### Texto proporcionado
──────────────────────────────
Lavatorio de pies por parte de Jesús a los Apóstoles en la Ultima Cena


La autenticidad de ser cristiano se halla en la conexión e interrelación con la práctica de la fe y del amor mutuo; fe y amor son dos aspectos inseparables de un criterio único, que debe servir de referencia para descubrir su identidad y valorar su realización en la vida cotidiana.
En las páginas del N. T. el amor cristiano se esboza como el ideal y el signo distintivo de los dis­cípulos de Jesús. El amor es la base que sustenta la esencia cristiana: el que ama a sus hermanos y vive entregado en su servicio es un verdadero cristiano; muestra que ha entendido el seguimiento auténtico del Maestro de Nazaret que amó a los suyos hasta el fin, que por amor a la humanidad vino al mundo, se hizo voluntariamente Siervo de los siervos, hasta el acto supremo de dar su vida como cordero sacrificial y víctima propiciatoria. El que no ama vive muerto; quien no tiene amor permanece en la muerte y no puede tenerse por cristiano, de ningún modo entra en el discipulado de Cristo.
El Sumo Pontífice Benedicto XVI, en su carta encíclica Deus charitas est, dice:
1. «Dios es amor, y quien permanece en el amor permanece en Dios y Dios en él» (1 Jn 4, 16). Estas palabras de la Primera carta de Juan expresan con claridad meridiana el corazón de la fe cristiana: la imagen cristiana de Dios y también la consiguiente imagen del hombre y de su camino. Además, en este mismo versículo, Juan nos ofrece, por así decir, una formulación sintética de la existencia cristiana: «Nosotros hemos conocido el amor que Dios nos tiene y hemos creído en él».
──────────────────────────────
### Datos proporcionados
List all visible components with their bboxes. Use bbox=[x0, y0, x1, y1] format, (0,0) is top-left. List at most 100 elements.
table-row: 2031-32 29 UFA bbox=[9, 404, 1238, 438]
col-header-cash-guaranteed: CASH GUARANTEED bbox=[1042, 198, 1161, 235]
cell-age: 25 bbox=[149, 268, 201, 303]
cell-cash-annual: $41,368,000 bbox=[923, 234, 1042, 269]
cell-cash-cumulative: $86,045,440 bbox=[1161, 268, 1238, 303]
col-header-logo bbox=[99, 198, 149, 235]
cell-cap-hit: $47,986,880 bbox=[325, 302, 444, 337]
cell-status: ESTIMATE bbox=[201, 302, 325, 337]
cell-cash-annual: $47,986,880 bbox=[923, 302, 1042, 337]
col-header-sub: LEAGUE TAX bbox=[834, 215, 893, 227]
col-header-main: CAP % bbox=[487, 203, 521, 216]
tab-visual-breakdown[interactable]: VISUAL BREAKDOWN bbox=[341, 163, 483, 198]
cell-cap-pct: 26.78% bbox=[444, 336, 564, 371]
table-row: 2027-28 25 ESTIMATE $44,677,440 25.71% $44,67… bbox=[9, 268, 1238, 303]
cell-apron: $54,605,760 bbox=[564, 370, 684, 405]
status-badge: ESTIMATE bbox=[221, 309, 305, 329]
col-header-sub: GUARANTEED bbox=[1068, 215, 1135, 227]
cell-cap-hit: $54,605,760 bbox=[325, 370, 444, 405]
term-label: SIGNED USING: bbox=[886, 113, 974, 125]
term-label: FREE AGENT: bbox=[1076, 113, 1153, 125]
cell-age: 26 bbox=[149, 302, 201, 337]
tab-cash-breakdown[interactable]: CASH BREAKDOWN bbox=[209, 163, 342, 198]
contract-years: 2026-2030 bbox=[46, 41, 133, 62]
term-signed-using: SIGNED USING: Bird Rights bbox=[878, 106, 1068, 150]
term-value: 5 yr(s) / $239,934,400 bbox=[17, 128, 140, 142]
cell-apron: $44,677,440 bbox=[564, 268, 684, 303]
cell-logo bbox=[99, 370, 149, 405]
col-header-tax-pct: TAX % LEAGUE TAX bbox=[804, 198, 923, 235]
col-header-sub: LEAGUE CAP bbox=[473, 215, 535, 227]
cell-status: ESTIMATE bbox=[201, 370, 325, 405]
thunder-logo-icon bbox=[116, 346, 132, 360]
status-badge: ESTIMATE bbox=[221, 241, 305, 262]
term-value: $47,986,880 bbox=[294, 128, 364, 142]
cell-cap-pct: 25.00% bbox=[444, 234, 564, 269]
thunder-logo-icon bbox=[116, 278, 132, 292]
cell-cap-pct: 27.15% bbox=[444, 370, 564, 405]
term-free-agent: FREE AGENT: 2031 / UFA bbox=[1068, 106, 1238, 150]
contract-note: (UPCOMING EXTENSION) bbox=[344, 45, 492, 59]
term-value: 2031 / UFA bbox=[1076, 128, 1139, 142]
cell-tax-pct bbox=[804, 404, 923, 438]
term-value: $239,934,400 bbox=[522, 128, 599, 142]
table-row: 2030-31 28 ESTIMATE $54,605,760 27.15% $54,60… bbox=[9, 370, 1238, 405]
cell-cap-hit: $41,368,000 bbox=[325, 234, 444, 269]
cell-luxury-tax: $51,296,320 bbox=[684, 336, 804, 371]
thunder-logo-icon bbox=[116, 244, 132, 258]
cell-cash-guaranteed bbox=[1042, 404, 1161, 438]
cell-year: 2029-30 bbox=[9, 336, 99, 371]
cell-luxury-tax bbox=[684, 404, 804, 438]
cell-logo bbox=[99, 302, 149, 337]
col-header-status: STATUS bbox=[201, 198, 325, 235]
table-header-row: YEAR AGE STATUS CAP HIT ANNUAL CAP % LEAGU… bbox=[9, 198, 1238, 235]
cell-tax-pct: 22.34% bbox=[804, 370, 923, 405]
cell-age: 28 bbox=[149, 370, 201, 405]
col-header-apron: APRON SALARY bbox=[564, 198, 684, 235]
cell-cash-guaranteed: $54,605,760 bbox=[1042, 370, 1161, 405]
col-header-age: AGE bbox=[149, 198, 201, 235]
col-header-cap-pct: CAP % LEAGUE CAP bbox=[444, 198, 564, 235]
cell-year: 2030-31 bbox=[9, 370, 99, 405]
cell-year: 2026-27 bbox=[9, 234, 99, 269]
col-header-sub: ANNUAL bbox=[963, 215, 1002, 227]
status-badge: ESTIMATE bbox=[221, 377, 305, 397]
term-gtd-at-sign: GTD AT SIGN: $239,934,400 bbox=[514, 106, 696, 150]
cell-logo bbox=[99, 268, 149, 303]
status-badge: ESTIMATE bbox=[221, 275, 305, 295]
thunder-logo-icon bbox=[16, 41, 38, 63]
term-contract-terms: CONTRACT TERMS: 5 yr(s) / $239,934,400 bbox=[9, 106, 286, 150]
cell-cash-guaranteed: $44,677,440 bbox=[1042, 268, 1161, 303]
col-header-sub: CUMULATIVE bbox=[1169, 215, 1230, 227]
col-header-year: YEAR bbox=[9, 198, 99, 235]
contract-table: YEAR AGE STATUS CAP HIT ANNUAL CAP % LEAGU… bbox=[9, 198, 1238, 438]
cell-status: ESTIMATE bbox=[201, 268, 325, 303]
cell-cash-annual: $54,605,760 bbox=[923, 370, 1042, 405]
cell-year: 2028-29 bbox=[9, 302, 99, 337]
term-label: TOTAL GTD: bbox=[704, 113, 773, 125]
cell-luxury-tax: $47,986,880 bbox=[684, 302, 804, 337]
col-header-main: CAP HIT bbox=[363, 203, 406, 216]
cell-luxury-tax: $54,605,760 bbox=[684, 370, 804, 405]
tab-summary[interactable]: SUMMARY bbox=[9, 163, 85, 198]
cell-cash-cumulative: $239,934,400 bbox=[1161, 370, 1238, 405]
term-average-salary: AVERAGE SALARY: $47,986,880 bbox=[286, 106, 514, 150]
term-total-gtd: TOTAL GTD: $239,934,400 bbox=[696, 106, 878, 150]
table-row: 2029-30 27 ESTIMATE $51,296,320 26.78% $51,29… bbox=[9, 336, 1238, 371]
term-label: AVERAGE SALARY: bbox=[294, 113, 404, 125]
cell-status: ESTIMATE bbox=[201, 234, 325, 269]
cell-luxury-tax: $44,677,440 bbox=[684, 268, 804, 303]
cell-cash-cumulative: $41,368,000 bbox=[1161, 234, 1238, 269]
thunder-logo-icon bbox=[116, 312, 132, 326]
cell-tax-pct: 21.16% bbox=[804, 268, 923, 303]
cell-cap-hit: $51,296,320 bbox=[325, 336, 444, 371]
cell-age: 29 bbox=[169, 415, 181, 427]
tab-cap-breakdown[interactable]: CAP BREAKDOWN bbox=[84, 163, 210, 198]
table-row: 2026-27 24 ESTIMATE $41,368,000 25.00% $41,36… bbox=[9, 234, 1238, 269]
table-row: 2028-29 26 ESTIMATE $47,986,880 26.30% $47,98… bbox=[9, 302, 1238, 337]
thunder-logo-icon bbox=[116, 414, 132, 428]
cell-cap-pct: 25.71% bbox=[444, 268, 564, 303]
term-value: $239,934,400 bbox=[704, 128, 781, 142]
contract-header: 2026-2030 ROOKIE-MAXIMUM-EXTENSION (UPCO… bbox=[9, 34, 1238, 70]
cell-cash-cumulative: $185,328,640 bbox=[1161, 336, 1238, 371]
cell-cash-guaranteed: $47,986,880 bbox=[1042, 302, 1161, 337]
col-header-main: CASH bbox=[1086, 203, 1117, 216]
──────────────────────────────
### Tarea del ejercicio
Prosigue el texto sobre el amor cristiano a partir de su última oración, no desde el material.

### Respuesta
Hemos creído en el amor de Dios: así puede expresar el cristiano la opción fundamental de su vida. No se comienza a ser cristiano por una decisión ética o una gran idea, sino por el encuentro con un acontecimiento, con una Persona, que da un nuevo horizonte a la vida y, con ello, una orientación decisiva. En su Evangelio, Juan había expresado este acontecimiento con las siguientes palabras: «Tanto amó Dios al mundo, que entregó a su Hijo Único, para que todos los que creen en él tengan vida eterna» (cf. 3, 16). La fe cristiana, poniendo el amor en el centro, ha asumido lo que era el núcleo de la fe de Israel, dándole al mismo tiempo una nueva profundidad y amplitud. En efecto, el israelita creyente reza cada día con las palabras del Libro del Deuteronomio que, como bien sabe, compendian el núcleo de su existencia: «Escucha, Israel: El Señor nuestro Dios es solamente uno. Amarás al Señor con todo el corazón, con toda el alma, con todas las fuerzas» (6, 4-5). Jesús, haciendo de ambos un único precepto, ha unido este mandamiento del amor a Dios con el del amor al prójimo, contenido en el Libro del Levítico: «Amarás a tu prójimo como a ti mismo» (19, 18; cf. Mc 12, 29- 31).
Y, puesto que es Dios quien nos ha amado primero (cf. 1 Jn 4, 10), ahora el amor ya no es sólo un «mandamiento», sino la respuesta al don del amor, con el cual viene a nuestro encuentro.En un mundo en el cual a veces se relaciona el nombre de Dios con la venganza o incluso con la obligación del odio y la violencia, éste es un mensaje de gran actualidad y con un significado muy concreto.

El amor más grande

La doctrina de Jesucristo se centra toda en el amor: “Amaos, como yo os he amado”. Exige el amor más grande, “como yo” significa captar y asimilar el amor de Jesucristo, amar en el grado sumo, el de entregar la propia vida en sacrificio oferente. Exhorta a los discípulos a una vida de amor grande y concreto, en una meta muy alta; han de amar, pero de un modo semejante al suyo. Todas sus palabras en el discurso de la úl­tima cena van dirigidas a inculcarles, con su vibrante exhortación, el amor.
Desde el principio, en el fondo de sus sermones, Jesús insta a sus discípulos a poner en práctica esta enseñanza en su comunidad, durante su ausencia; por eso les dice: "Os doy un mandamiento nuevo: que os améis unos a otros. Que como yo os he amado, así también os améis unos a otros. En esto reconocerán todos que sois mis discípulos, en que os amáis unos a otros" (Jn 13,34). Este precepto del amor es el llamado "Man­damiento Nuevo", ya que nunca se había exigido nada semejante antes de la venida de Cristo. Realmente, Jesús exige a sus discípulos el amor más grande, que se amen hasta el signo supremo de hacer donación de su propia vida, como lo hizo él (Jn 13,1ss); sin duda alguna, nadie tiene un amor más grande que el que ofrece su vida por el amigo (Jn 15,13).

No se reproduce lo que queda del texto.